§ Written request: Will you extract the entries word for word? Images should not appear in the copy.

--- Records for processing ---

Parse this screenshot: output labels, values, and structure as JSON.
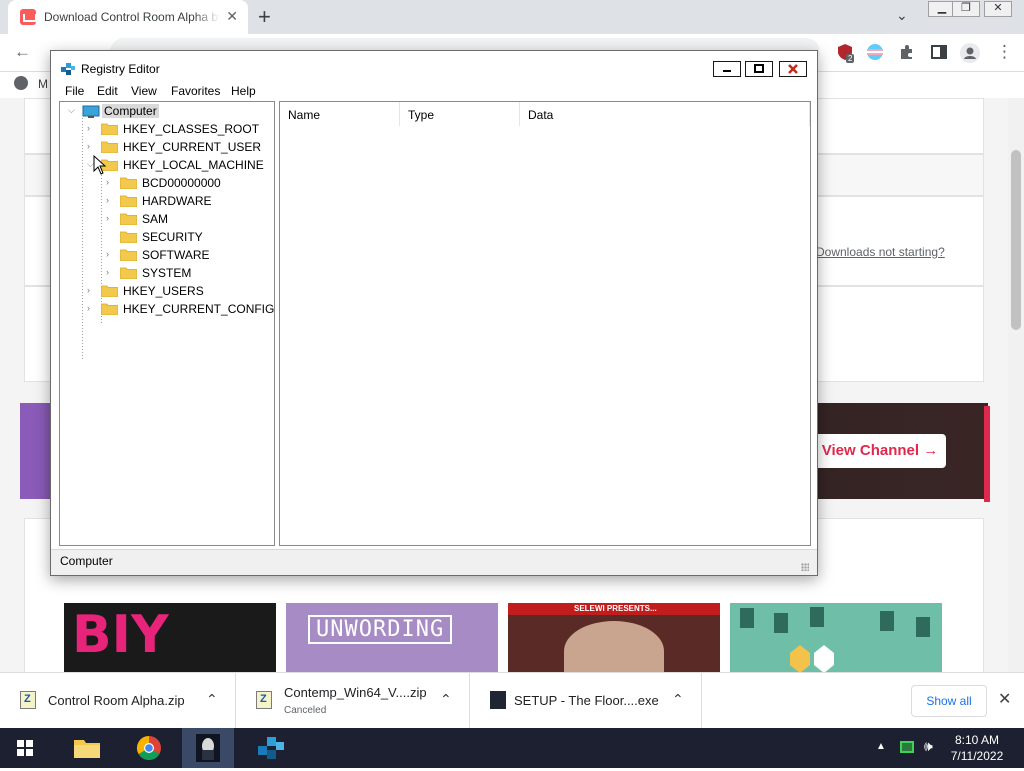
{
  "browser": {
    "tab_title": "Download Control Room Alpha by",
    "tab_close": "✕",
    "newtab": "+",
    "tab_search": "⌄",
    "window_controls": [
      "▁",
      "❐",
      "✕"
    ],
    "url": "...",
    "bookmark_label": "M",
    "extension_badge": "2"
  },
  "page": {
    "downloads_link": "Downloads not starting?",
    "view_channel": "View Channel →",
    "thumbs": [
      "BIY",
      "UNWORDING",
      "SELEWI PRESENTS..."
    ]
  },
  "registry": {
    "title": "Registry Editor",
    "menu": [
      "File",
      "Edit",
      "View",
      "Favorites",
      "Help"
    ],
    "root": "Computer",
    "hives": [
      "HKEY_CLASSES_ROOT",
      "HKEY_CURRENT_USER",
      "HKEY_LOCAL_MACHINE",
      "HKEY_USERS",
      "HKEY_CURRENT_CONFIG"
    ],
    "local_machine_children": [
      "BCD00000000",
      "HARDWARE",
      "SAM",
      "SECURITY",
      "SOFTWARE",
      "SYSTEM"
    ],
    "columns": [
      "Name",
      "Type",
      "Data"
    ],
    "status": "Computer"
  },
  "downloads": {
    "items": [
      {
        "name": "Control Room Alpha.zip",
        "sub": ""
      },
      {
        "name": "Contemp_Win64_V....zip",
        "sub": "Canceled"
      },
      {
        "name": "SETUP - The Floor....exe",
        "sub": ""
      }
    ],
    "show_all": "Show all",
    "close": "✕"
  },
  "taskbar": {
    "time": "8:10 AM",
    "date": "7/11/2022"
  },
  "colors": {
    "accent_red": "#e0284d",
    "taskbar": "#1c2030",
    "folder": "#f2c94c"
  }
}
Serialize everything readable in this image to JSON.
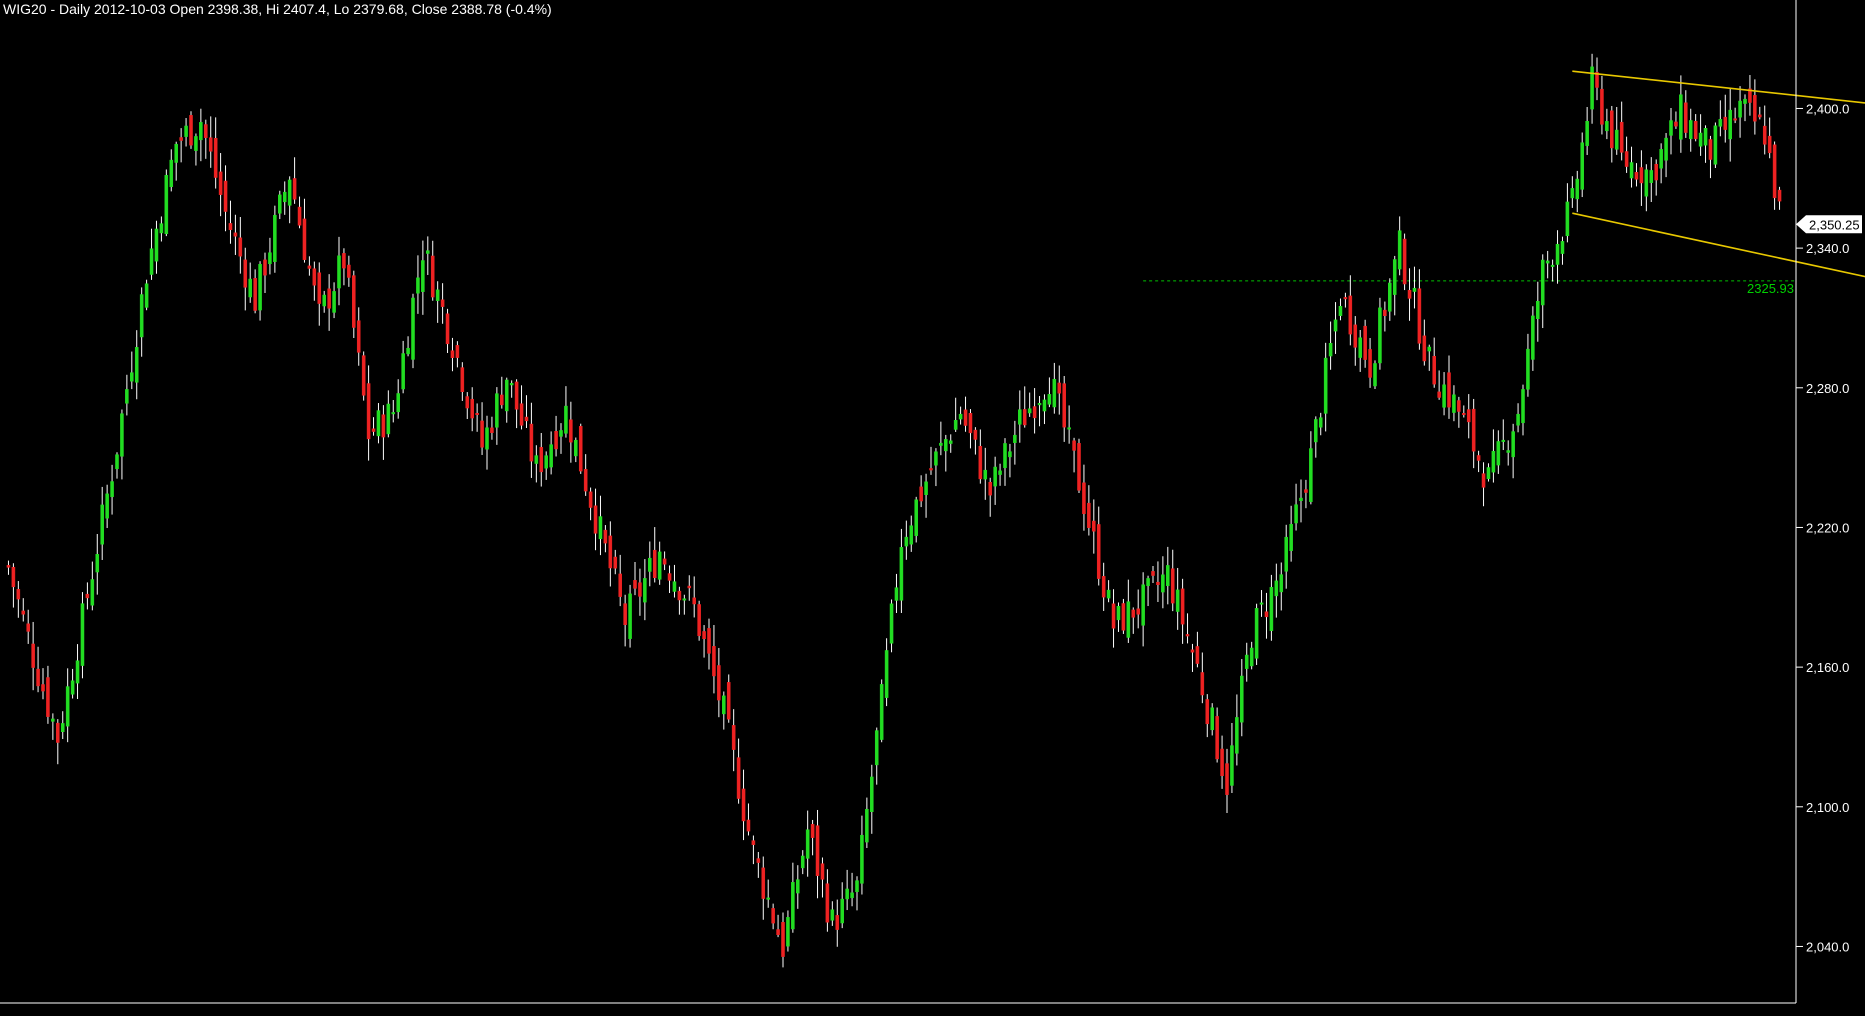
{
  "header": {
    "text": "WIG20 - Daily 2012-10-03 Open 2398.38, Hi 2407.4, Lo 2379.68, Close 2388.78 (-0.4%)"
  },
  "colors": {
    "background": "#000000",
    "up_candle": "#22dd22",
    "down_candle": "#ee2222",
    "trendline": "#e8c800",
    "level_line": "#00c000",
    "axis": "#ffffff"
  },
  "chart_data": {
    "type": "candlestick",
    "title": "WIG20",
    "ylim": [
      2017,
      2438
    ],
    "y_ticks": [
      {
        "value": 2400,
        "label": "2,400.0"
      },
      {
        "value": 2340,
        "label": "2,340.0"
      },
      {
        "value": 2280,
        "label": "2,280.0"
      },
      {
        "value": 2220,
        "label": "2,220.0"
      },
      {
        "value": 2160,
        "label": "2,160.0"
      },
      {
        "value": 2100,
        "label": "2,100.0"
      },
      {
        "value": 2040,
        "label": "2,040.0"
      }
    ],
    "last_price": {
      "value": 2350.25,
      "label": "2,350.25"
    },
    "support_level": {
      "value": 2325.93,
      "label": "2325.93"
    },
    "waypoints": [
      [
        0,
        2203
      ],
      [
        5,
        2165
      ],
      [
        10,
        2130
      ],
      [
        15,
        2180
      ],
      [
        22,
        2255
      ],
      [
        28,
        2330
      ],
      [
        34,
        2385
      ],
      [
        39,
        2395
      ],
      [
        44,
        2355
      ],
      [
        50,
        2318
      ],
      [
        57,
        2372
      ],
      [
        63,
        2310
      ],
      [
        68,
        2335
      ],
      [
        73,
        2260
      ],
      [
        78,
        2270
      ],
      [
        84,
        2340
      ],
      [
        90,
        2300
      ],
      [
        96,
        2255
      ],
      [
        101,
        2285
      ],
      [
        107,
        2245
      ],
      [
        113,
        2270
      ],
      [
        119,
        2225
      ],
      [
        125,
        2180
      ],
      [
        132,
        2210
      ],
      [
        139,
        2185
      ],
      [
        145,
        2140
      ],
      [
        151,
        2080
      ],
      [
        157,
        2040
      ],
      [
        162,
        2090
      ],
      [
        167,
        2050
      ],
      [
        172,
        2065
      ],
      [
        177,
        2145
      ],
      [
        181,
        2215
      ],
      [
        187,
        2245
      ],
      [
        193,
        2270
      ],
      [
        199,
        2235
      ],
      [
        205,
        2265
      ],
      [
        211,
        2285
      ],
      [
        217,
        2240
      ],
      [
        224,
        2178
      ],
      [
        230,
        2188
      ],
      [
        235,
        2200
      ],
      [
        241,
        2160
      ],
      [
        247,
        2110
      ],
      [
        252,
        2175
      ],
      [
        258,
        2200
      ],
      [
        264,
        2250
      ],
      [
        270,
        2320
      ],
      [
        276,
        2290
      ],
      [
        282,
        2340
      ],
      [
        288,
        2290
      ],
      [
        294,
        2270
      ],
      [
        300,
        2240
      ],
      [
        306,
        2270
      ],
      [
        311,
        2330
      ],
      [
        317,
        2358
      ],
      [
        321,
        2410
      ],
      [
        327,
        2378
      ],
      [
        333,
        2372
      ],
      [
        339,
        2398
      ],
      [
        345,
        2382
      ],
      [
        351,
        2400
      ],
      [
        356,
        2390
      ],
      [
        359,
        2355
      ]
    ],
    "trendlines": [
      {
        "x1": 317,
        "y1": 2416,
        "x2": 378,
        "y2": 2402
      },
      {
        "x1": 317,
        "y1": 2355,
        "x2": 378,
        "y2": 2327
      }
    ]
  }
}
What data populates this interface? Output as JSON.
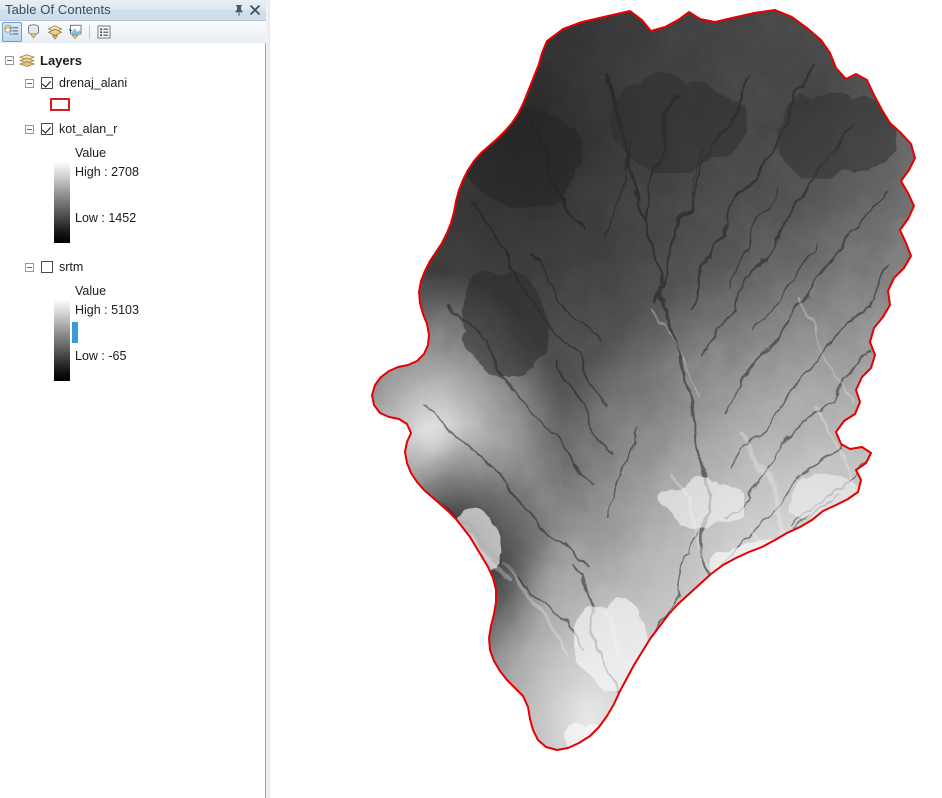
{
  "panel": {
    "title": "Table Of Contents",
    "pin_icon": "pin-icon",
    "close_icon": "close-icon",
    "toolbar": [
      {
        "name": "list-by-drawing-order-icon",
        "active": true
      },
      {
        "name": "list-by-source-icon",
        "active": false
      },
      {
        "name": "list-by-visibility-icon",
        "active": false
      },
      {
        "name": "list-by-selection-icon",
        "active": false
      },
      {
        "name": "options-icon",
        "active": false
      }
    ]
  },
  "tree": {
    "root": {
      "label": "Layers",
      "icon": "layer-stack-icon",
      "expanded": true
    },
    "layers": [
      {
        "name": "drenaj_alani",
        "checked": true,
        "expanded": true,
        "symbol_type": "polygon-outline",
        "outline_color": "#d41f1f",
        "fill_color": "#ffffff"
      },
      {
        "name": "kot_alan_r",
        "checked": true,
        "expanded": true,
        "symbol_type": "stretched-raster",
        "value_label": "Value",
        "high_label": "High : 2708",
        "low_label": "Low : 1452",
        "ramp_high_color": "#ffffff",
        "ramp_low_color": "#000000",
        "selected": false
      },
      {
        "name": "srtm",
        "checked": false,
        "expanded": true,
        "symbol_type": "stretched-raster",
        "value_label": "Value",
        "high_label": "High : 5103",
        "low_label": "Low : -65",
        "ramp_high_color": "#ffffff",
        "ramp_low_color": "#000000",
        "selected": true,
        "selection_color": "#3a9ae0"
      }
    ]
  },
  "map": {
    "background_color": "#ffffff",
    "boundary_color": "#e60000",
    "boundary_layer": "drenaj_alani",
    "raster_layer": "kot_alan_r",
    "raster_render": "grayscale-hillshade-dem",
    "raster_min": 1452,
    "raster_max": 2708
  }
}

---

§ Answer to the task:
Parse this screenshot: output labels, values, and structure as JSON.
{
  "browser": {
    "tab_title": "Download Control Room Alpha by",
    "tab_close": "✕",
    "newtab": "+",
    "tab_search": "⌄",
    "window_controls": [
      "▁",
      "❐",
      "✕"
    ],
    "url": "...",
    "bookmark_label": "M",
    "extension_badge": "2"
  },
  "page": {
    "downloads_link": "Downloads not starting?",
    "view_channel": "View Channel →",
    "thumbs": [
      "BIY",
      "UNWORDING",
      "SELEWI PRESENTS..."
    ]
  },
  "registry": {
    "title": "Registry Editor",
    "menu": [
      "File",
      "Edit",
      "View",
      "Favorites",
      "Help"
    ],
    "root": "Computer",
    "hives": [
      "HKEY_CLASSES_ROOT",
      "HKEY_CURRENT_USER",
      "HKEY_LOCAL_MACHINE",
      "HKEY_USERS",
      "HKEY_CURRENT_CONFIG"
    ],
    "local_machine_children": [
      "BCD00000000",
      "HARDWARE",
      "SAM",
      "SECURITY",
      "SOFTWARE",
      "SYSTEM"
    ],
    "columns": [
      "Name",
      "Type",
      "Data"
    ],
    "status": "Computer"
  },
  "downloads": {
    "items": [
      {
        "name": "Control Room Alpha.zip",
        "sub": ""
      },
      {
        "name": "Contemp_Win64_V....zip",
        "sub": "Canceled"
      },
      {
        "name": "SETUP - The Floor....exe",
        "sub": ""
      }
    ],
    "show_all": "Show all",
    "close": "✕"
  },
  "taskbar": {
    "time": "8:10 AM",
    "date": "7/11/2022"
  },
  "colors": {
    "accent_red": "#e0284d",
    "taskbar": "#1c2030",
    "folder": "#f2c94c"
  }
}
Serialize everything readable in this image to JSON.
{
  "header": {
    "text": "WIG20 - Daily 2012-10-03 Open 2398.38, Hi 2407.4, Lo 2379.68, Close 2388.78 (-0.4%)"
  },
  "colors": {
    "background": "#000000",
    "up_candle": "#22dd22",
    "down_candle": "#ee2222",
    "trendline": "#e8c800",
    "level_line": "#00c000",
    "axis": "#ffffff"
  },
  "chart_data": {
    "type": "candlestick",
    "title": "WIG20",
    "ylim": [
      2017,
      2438
    ],
    "y_ticks": [
      {
        "value": 2400,
        "label": "2,400.0"
      },
      {
        "value": 2340,
        "label": "2,340.0"
      },
      {
        "value": 2280,
        "label": "2,280.0"
      },
      {
        "value": 2220,
        "label": "2,220.0"
      },
      {
        "value": 2160,
        "label": "2,160.0"
      },
      {
        "value": 2100,
        "label": "2,100.0"
      },
      {
        "value": 2040,
        "label": "2,040.0"
      }
    ],
    "last_price": {
      "value": 2350.25,
      "label": "2,350.25"
    },
    "support_level": {
      "value": 2325.93,
      "label": "2325.93"
    },
    "waypoints": [
      [
        0,
        2203
      ],
      [
        5,
        2165
      ],
      [
        10,
        2130
      ],
      [
        15,
        2180
      ],
      [
        22,
        2255
      ],
      [
        28,
        2330
      ],
      [
        34,
        2385
      ],
      [
        39,
        2395
      ],
      [
        44,
        2355
      ],
      [
        50,
        2318
      ],
      [
        57,
        2372
      ],
      [
        63,
        2310
      ],
      [
        68,
        2335
      ],
      [
        73,
        2260
      ],
      [
        78,
        2270
      ],
      [
        84,
        2340
      ],
      [
        90,
        2300
      ],
      [
        96,
        2255
      ],
      [
        101,
        2285
      ],
      [
        107,
        2245
      ],
      [
        113,
        2270
      ],
      [
        119,
        2225
      ],
      [
        125,
        2180
      ],
      [
        132,
        2210
      ],
      [
        139,
        2185
      ],
      [
        145,
        2140
      ],
      [
        151,
        2080
      ],
      [
        157,
        2040
      ],
      [
        162,
        2090
      ],
      [
        167,
        2050
      ],
      [
        172,
        2065
      ],
      [
        177,
        2145
      ],
      [
        181,
        2215
      ],
      [
        187,
        2245
      ],
      [
        193,
        2270
      ],
      [
        199,
        2235
      ],
      [
        205,
        2265
      ],
      [
        211,
        2285
      ],
      [
        217,
        2240
      ],
      [
        224,
        2178
      ],
      [
        230,
        2188
      ],
      [
        235,
        2200
      ],
      [
        241,
        2160
      ],
      [
        247,
        2110
      ],
      [
        252,
        2175
      ],
      [
        258,
        2200
      ],
      [
        264,
        2250
      ],
      [
        270,
        2320
      ],
      [
        276,
        2290
      ],
      [
        282,
        2340
      ],
      [
        288,
        2290
      ],
      [
        294,
        2270
      ],
      [
        300,
        2240
      ],
      [
        306,
        2270
      ],
      [
        311,
        2330
      ],
      [
        317,
        2358
      ],
      [
        321,
        2410
      ],
      [
        327,
        2378
      ],
      [
        333,
        2372
      ],
      [
        339,
        2398
      ],
      [
        345,
        2382
      ],
      [
        351,
        2400
      ],
      [
        356,
        2390
      ],
      [
        359,
        2355
      ]
    ],
    "trendlines": [
      {
        "x1": 317,
        "y1": 2416,
        "x2": 378,
        "y2": 2402
      },
      {
        "x1": 317,
        "y1": 2355,
        "x2": 378,
        "y2": 2327
      }
    ]
  }
}
What data populates this interface? Output as JSON.
{
  "panel": {
    "title": "Table Of Contents",
    "pin_icon": "pin-icon",
    "close_icon": "close-icon",
    "toolbar": [
      {
        "name": "list-by-drawing-order-icon",
        "active": true
      },
      {
        "name": "list-by-source-icon",
        "active": false
      },
      {
        "name": "list-by-visibility-icon",
        "active": false
      },
      {
        "name": "list-by-selection-icon",
        "active": false
      },
      {
        "name": "options-icon",
        "active": false
      }
    ]
  },
  "tree": {
    "root": {
      "label": "Layers",
      "icon": "layer-stack-icon",
      "expanded": true
    },
    "layers": [
      {
        "name": "drenaj_alani",
        "checked": true,
        "expanded": true,
        "symbol_type": "polygon-outline",
        "outline_color": "#d41f1f",
        "fill_color": "#ffffff"
      },
      {
        "name": "kot_alan_r",
        "checked": true,
        "expanded": true,
        "symbol_type": "stretched-raster",
        "value_label": "Value",
        "high_label": "High : 2708",
        "low_label": "Low : 1452",
        "ramp_high_color": "#ffffff",
        "ramp_low_color": "#000000",
        "selected": false
      },
      {
        "name": "srtm",
        "checked": false,
        "expanded": true,
        "symbol_type": "stretched-raster",
        "value_label": "Value",
        "high_label": "High : 5103",
        "low_label": "Low : -65",
        "ramp_high_color": "#ffffff",
        "ramp_low_color": "#000000",
        "selected": true,
        "selection_color": "#3a9ae0"
      }
    ]
  },
  "map": {
    "background_color": "#ffffff",
    "boundary_color": "#e60000",
    "boundary_layer": "drenaj_alani",
    "raster_layer": "kot_alan_r",
    "raster_render": "grayscale-hillshade-dem",
    "raster_min": 1452,
    "raster_max": 2708
  }
}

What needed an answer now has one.